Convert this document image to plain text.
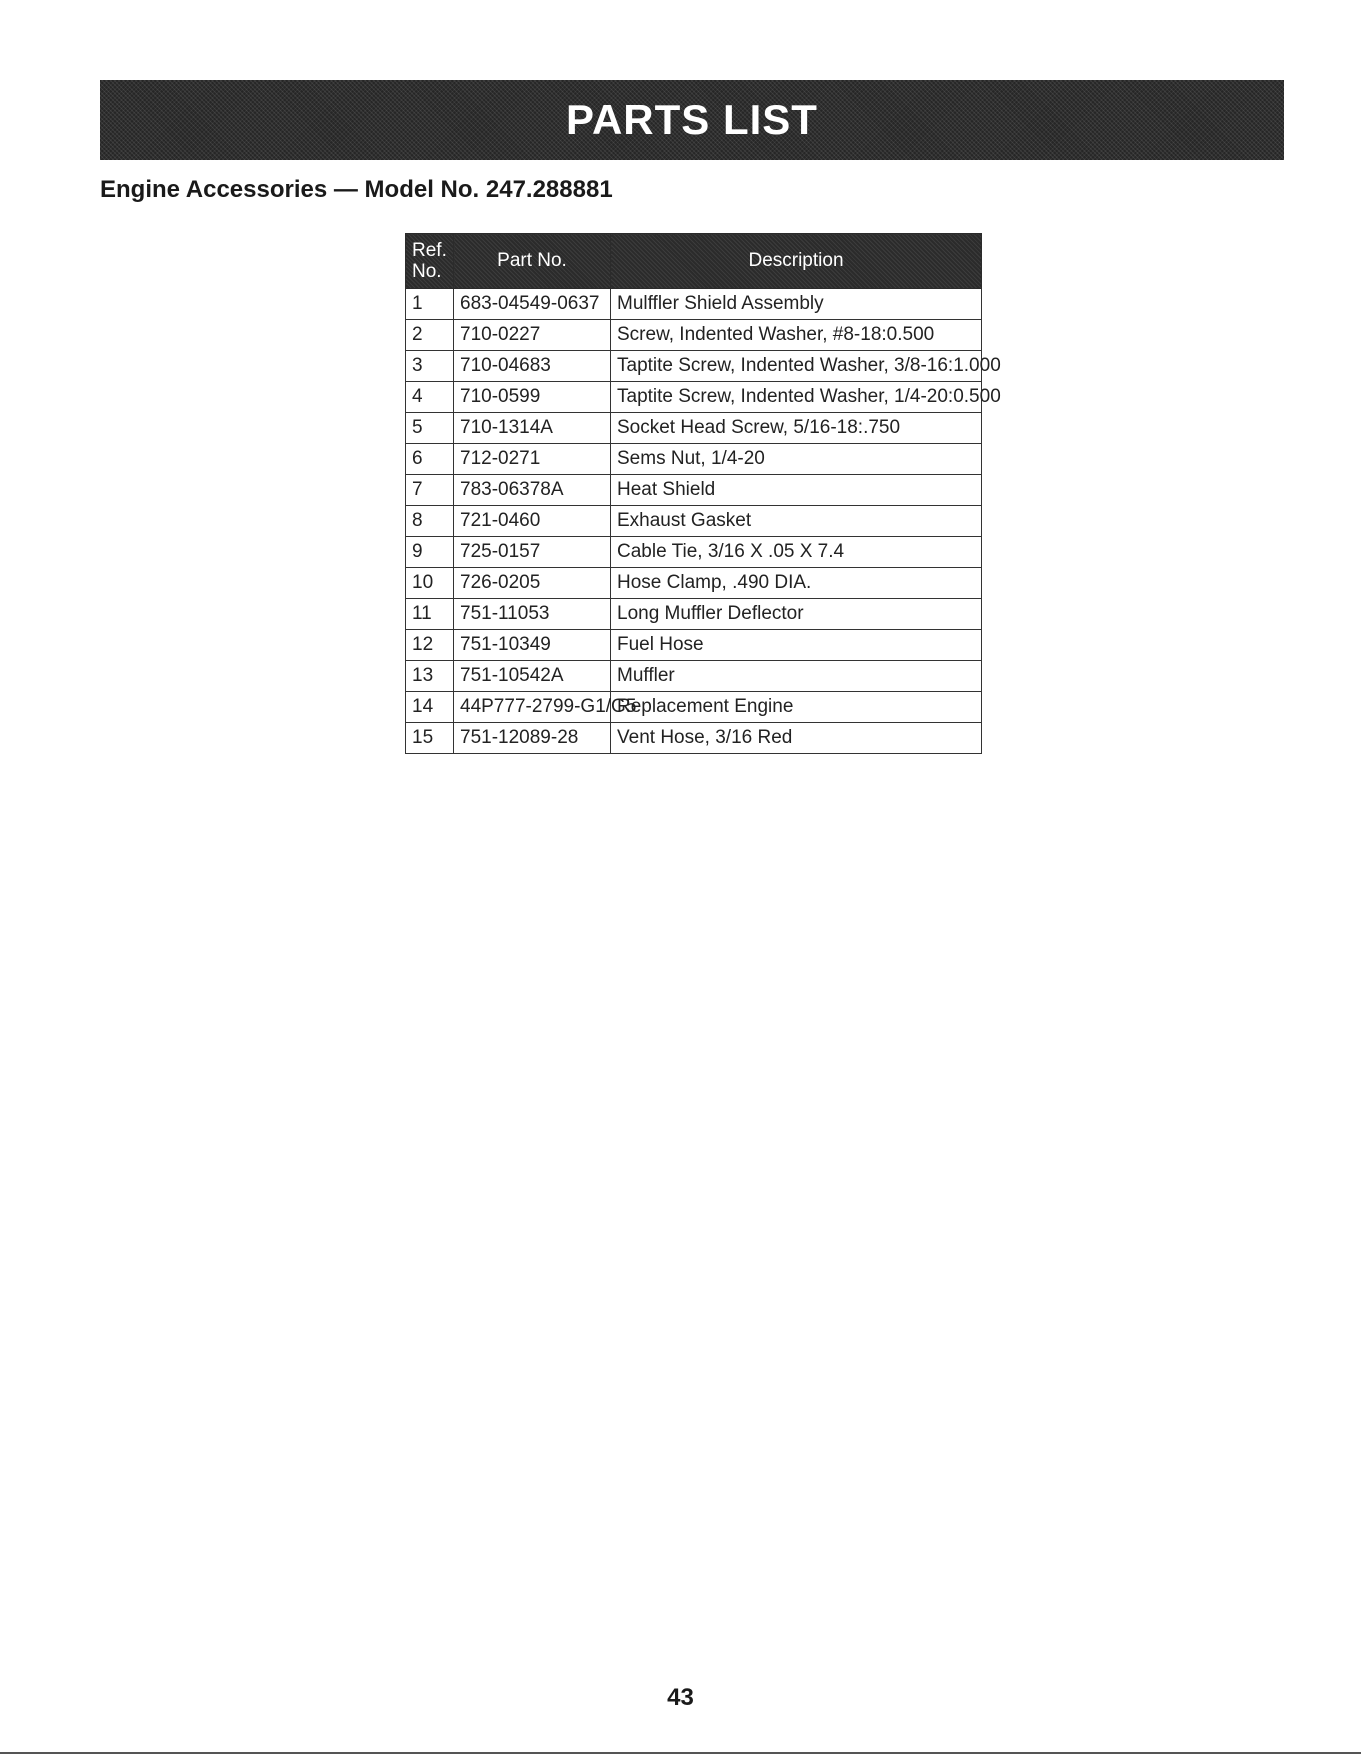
PARTS LIST
Engine Accessories — Model No. 247.288881
Ref.
No.	Part No.	Description
1	683-04549-0637	Mulffler Shield Assembly
2	710-0227	Screw, Indented Washer, #8-18:0.500
3	710-04683	Taptite Screw, Indented Washer, 3/8-16:1.000
4	710-0599	Taptite Screw, Indented Washer, 1/4-20:0.500
5	710-1314A	Socket Head Screw, 5/16-18:.750
6	712-0271	Sems Nut, 1/4-20
7	783-06378A	Heat Shield
8	721-0460	Exhaust Gasket
9	725-0157	Cable Tie, 3/16 X .05 X 7.4
10	726-0205	Hose Clamp, .490 DIA.
11	751-11053	Long Muffler Deflector
12	751-10349	Fuel Hose
13	751-10542A	Muffler
14	44P777-2799-G1/G5	Replacement Engine
15	751-12089-28	Vent Hose, 3/16 Red
43
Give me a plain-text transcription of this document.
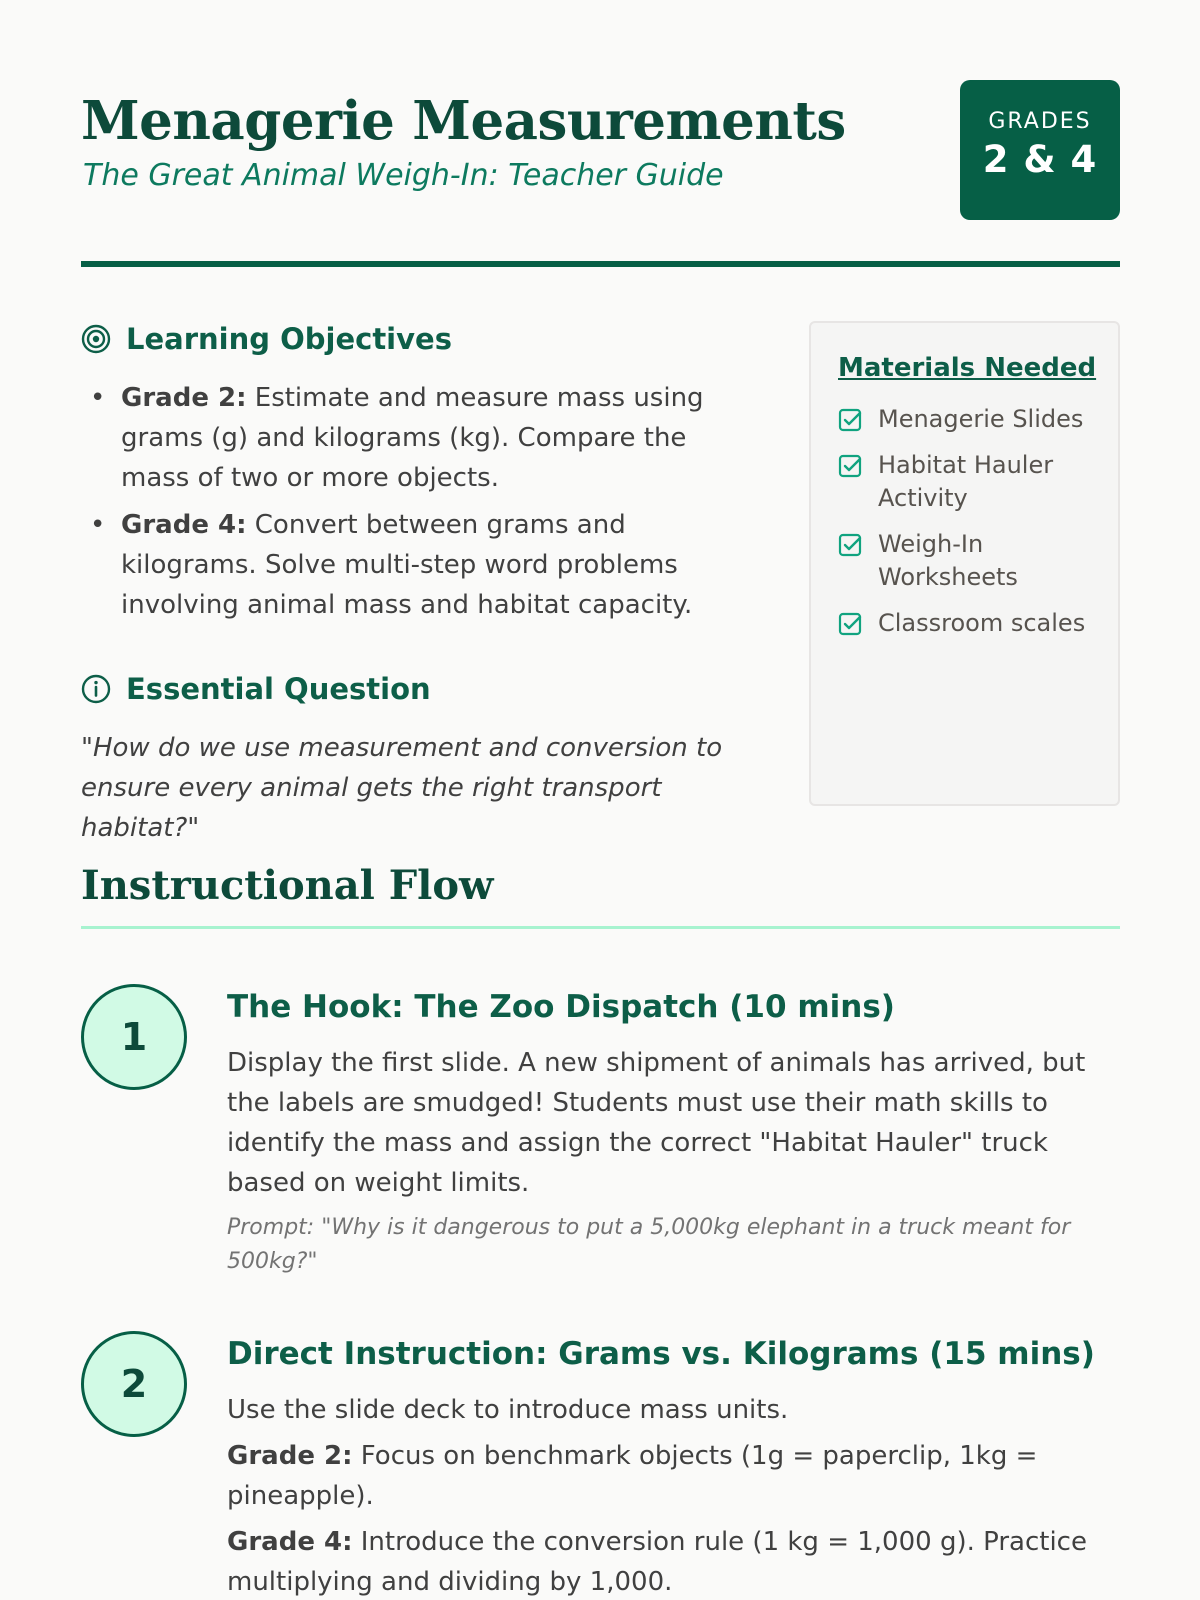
Menagerie Measurements
The Great Animal Weigh-In: Teacher Guide
GRADES
2 & 4
Learning Objectives
• Grade 2: Estimate and measure mass using grams (g) and kilograms (kg). Compare the mass of two or more objects.
• Grade 4: Convert between grams and kilograms. Solve multi-step word problems involving animal mass and habitat capacity.
Essential Question

"How do we use measurement and conversion to ensure every animal gets the right transport habitat?"

Materials Needed
Menagerie Slides
Habitat Hauler Activity
Weigh-In Worksheets
Classroom scales
Instructional Flow
1
The Hook: The Zoo Dispatch (10 mins)

Display the first slide. A new shipment of animals has arrived, but the labels are smudged! Students must use their math skills to identify the mass and assign the correct "Habitat Hauler" truck based on weight limits.

Prompt: "Why is it dangerous to put a 5,000kg elephant in a truck meant for 500kg?"

2
Direct Instruction: Grams vs. Kilograms (15 mins)

Use the slide deck to introduce mass units.

Grade 2: Focus on benchmark objects (1g = paperclip, 1kg = pineapple).

Grade 4: Introduce the conversion rule (1 kg = 1,000 g). Practice multiplying and dividing by 1,000.
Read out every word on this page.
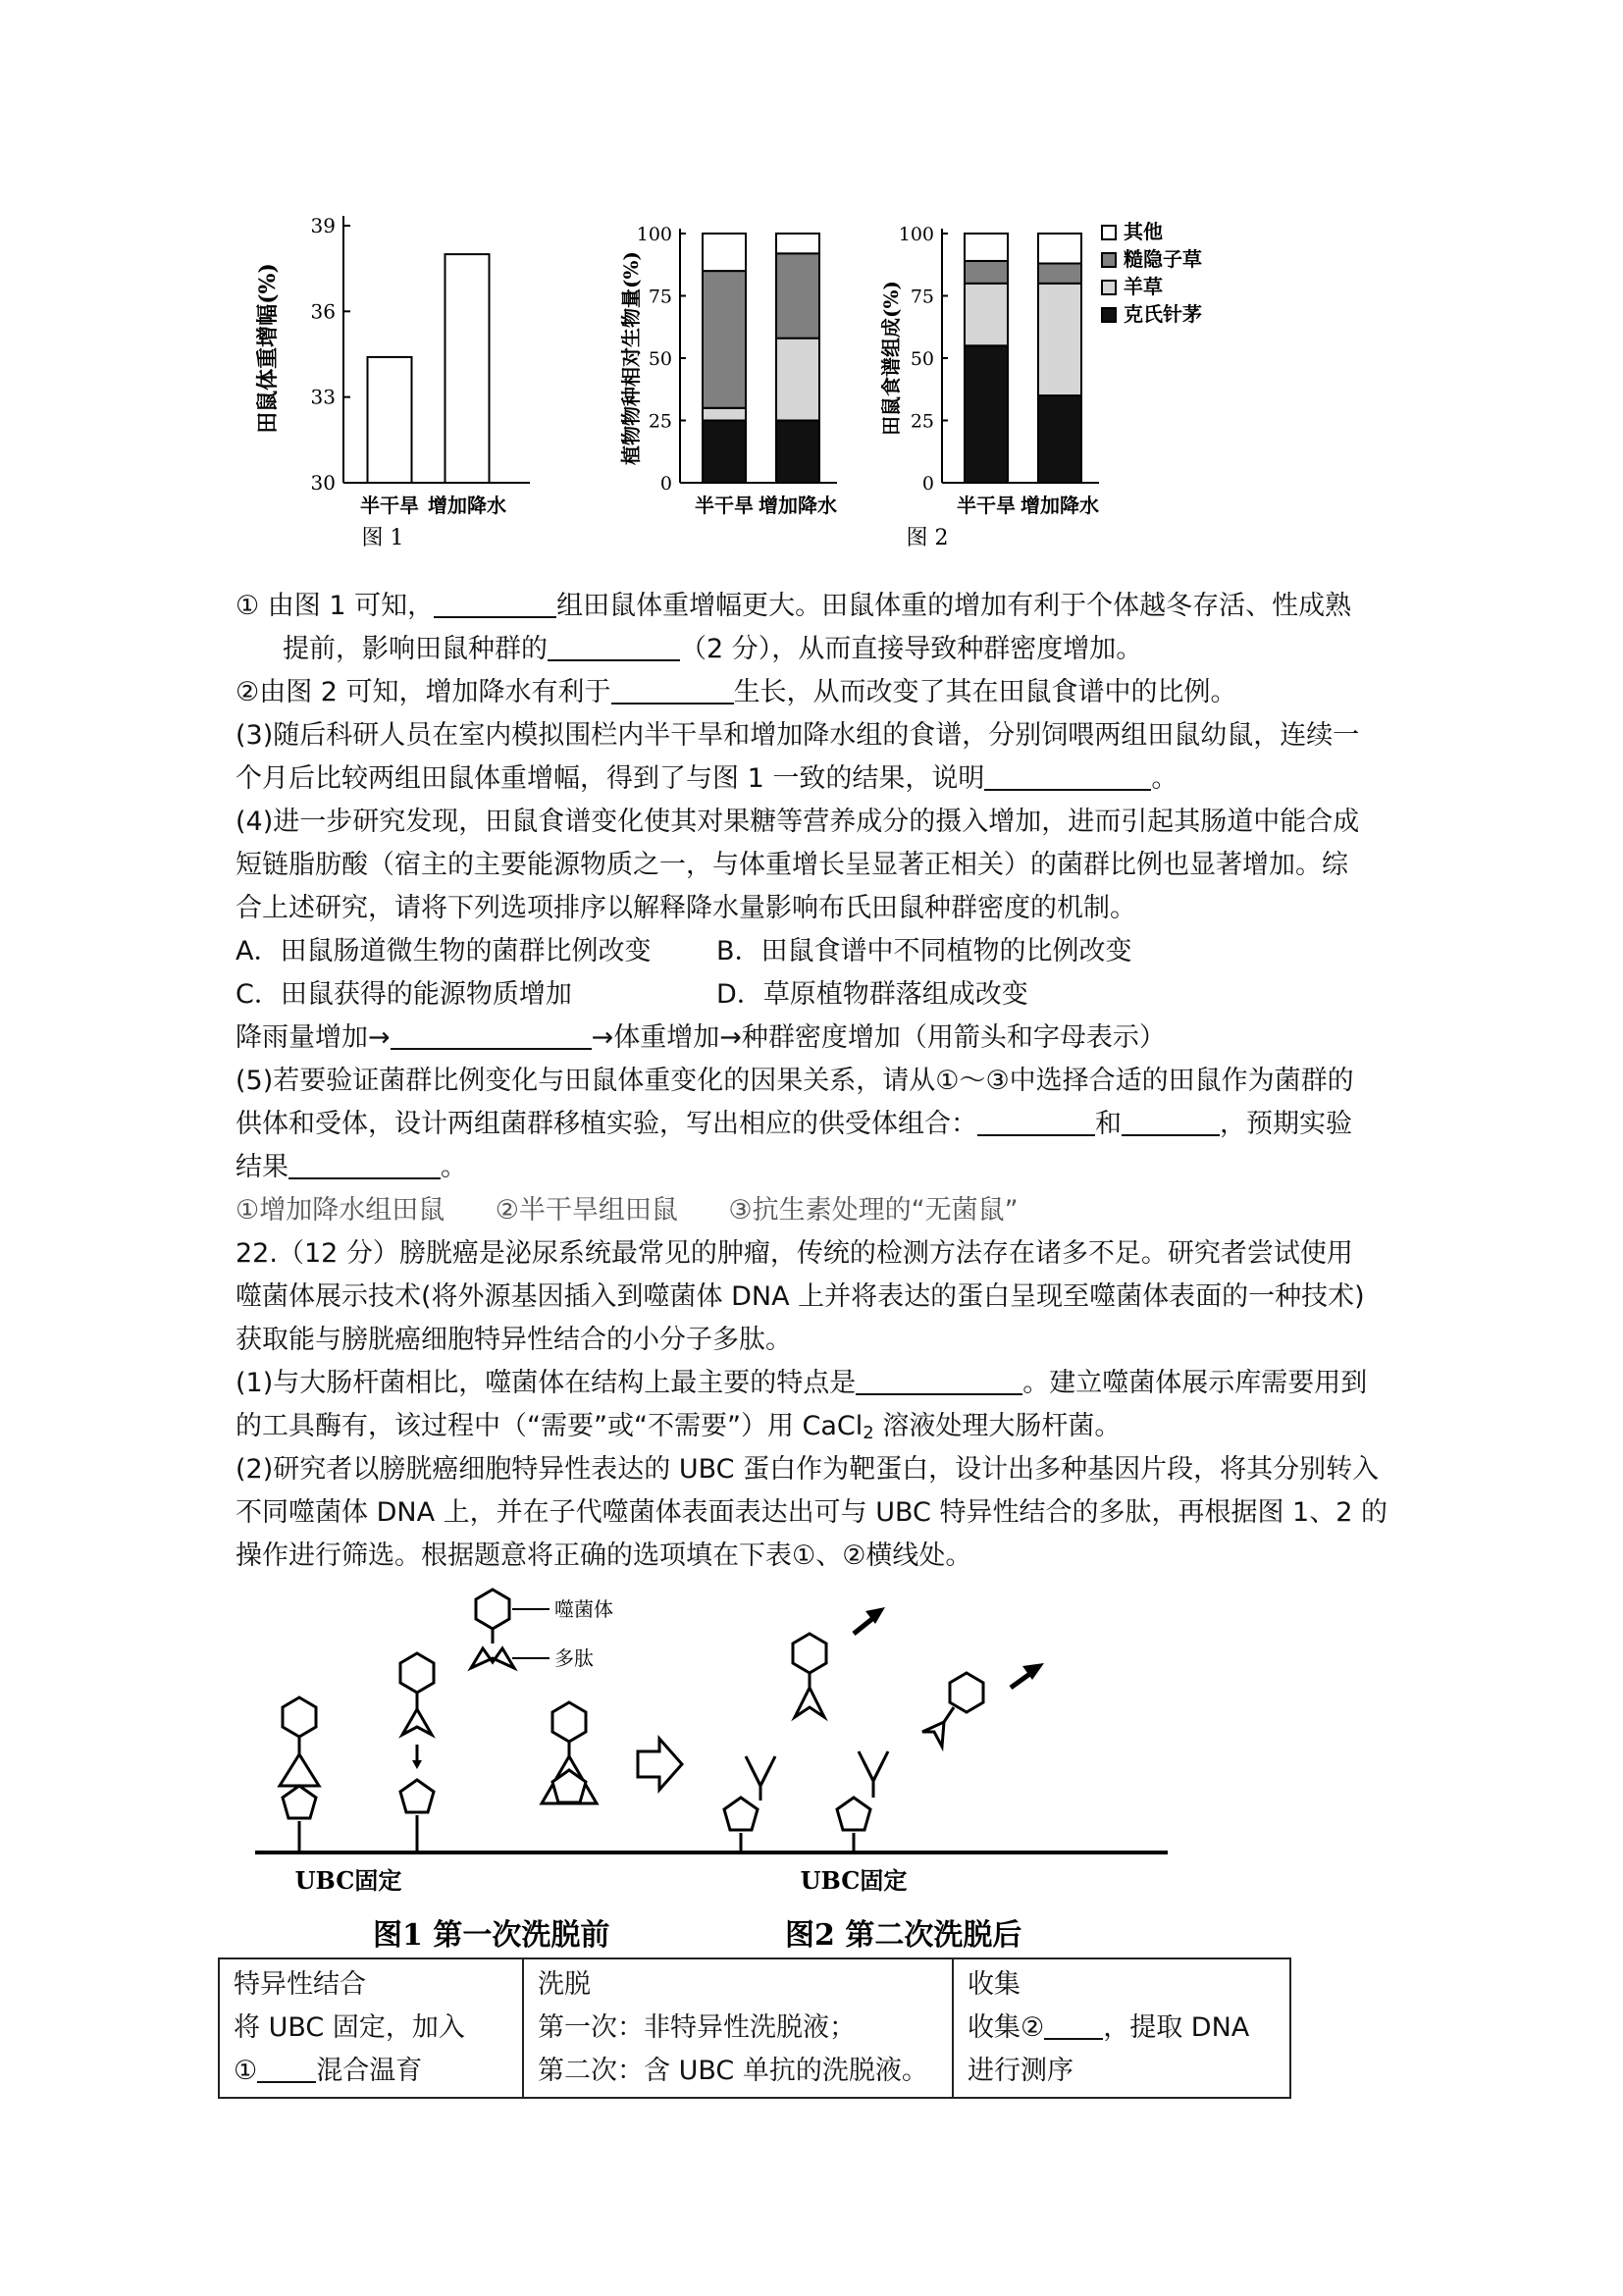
田鼠体重增幅(%)
30
33
36
39
半干旱 增加降水
图 1
植物物种相对生物量(%)
0
25
50
75
100
半干旱 增加降水
田鼠食谱组成(%)
0
25
50
75
100
半干旱 增加降水
其他
糙隐子草
羊草
克氏针茅
图 2

① 由图 1 可知，	组田鼠体重增幅更大。田鼠体重的增加有利于个体越冬存活、性成熟

提前，影响田鼠种群的	（2 分），从而直接导致种群密度增加。

②由图 2 可知，增加降水有利于	生长，从而改变了其在田鼠食谱中的比例。

(3)随后科研人员在室内模拟围栏内半干旱和增加降水组的食谱，分别饲喂两组田鼠幼鼠，连续一

个月后比较两组田鼠体重增幅，得到了与图 1 一致的结果，说明	。

(4)进一步研究发现，田鼠食谱变化使其对果糖等营养成分的摄入增加，进而引起其肠道中能合成

短链脂肪酸（宿主的主要能源物质之一，与体重增长呈显著正相关）的菌群比例也显著增加。综

合上述研究，请将下列选项排序以解释降水量影响布氏田鼠种群密度的机制。

A．田鼠肠道微生物的菌群比例改变 B．田鼠食谱中不同植物的比例改变

C．田鼠获得的能源物质增加	D．草原植物群落组成改变

降雨量增加→	→体重增加→种群密度增加（用箭头和字母表示）

(5)若要验证菌群比例变化与田鼠体重变化的因果关系，请从①～③中选择合适的田鼠作为菌群的

供体和受体，设计两组菌群移植实验，写出相应的供受体组合：	和	，预期实验

结果	。

①增加降水组田鼠      ②半干旱组田鼠      ③抗生素处理的“无菌鼠”

22.（12 分）膀胱癌是泌尿系统最常见的肿瘤，传统的检测方法存在诸多不足。研究者尝试使用

噬菌体展示技术(将外源基因插入到噬菌体 DNA 上并将表达的蛋白呈现至噬菌体表面的一种技术)

获取能与膀胱癌细胞特异性结合的小分子多肽。

(1)与大肠杆菌相比，噬菌体在结构上最主要的特点是	。建立噬菌体展示库需要用到

的工具酶有，该过程中（“需要”或“不需要”）用 CaCl$_2$ 溶液处理大肠杆菌。

(2)研究者以膀胱癌细胞特异性表达的 UBC 蛋白作为靶蛋白，设计出多种基因片段，将其分别转入

不同噬菌体 DNA 上，并在子代噬菌体表面表达出可与 UBC 特异性结合的多肽，再根据图 1、2 的

操作进行筛选。根据题意将正确的选项填在下表①、②横线处。

噬菌体
多肽
UBC固定	UBC固定
图1 第一次洗脱前	图2 第二次洗脱后
特异性结合
将 UBC 固定，加入
① 混合温育

洗脱
第一次：非特异性洗脱液；
第二次：含 UBC 单抗的洗脱液。

收集
收集② ，提取 DNA
进行测序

Exercise aim.
Which lines above hold the word "conversion"? Copy each of them.

Written reply.
"How do we use measurement and conversion to ensure every animal gets the right transport habitat?"
Grade 4: Introduce the conversion rule (1 kg = 1,000 g). Practice multiplying and dividing by 1,000.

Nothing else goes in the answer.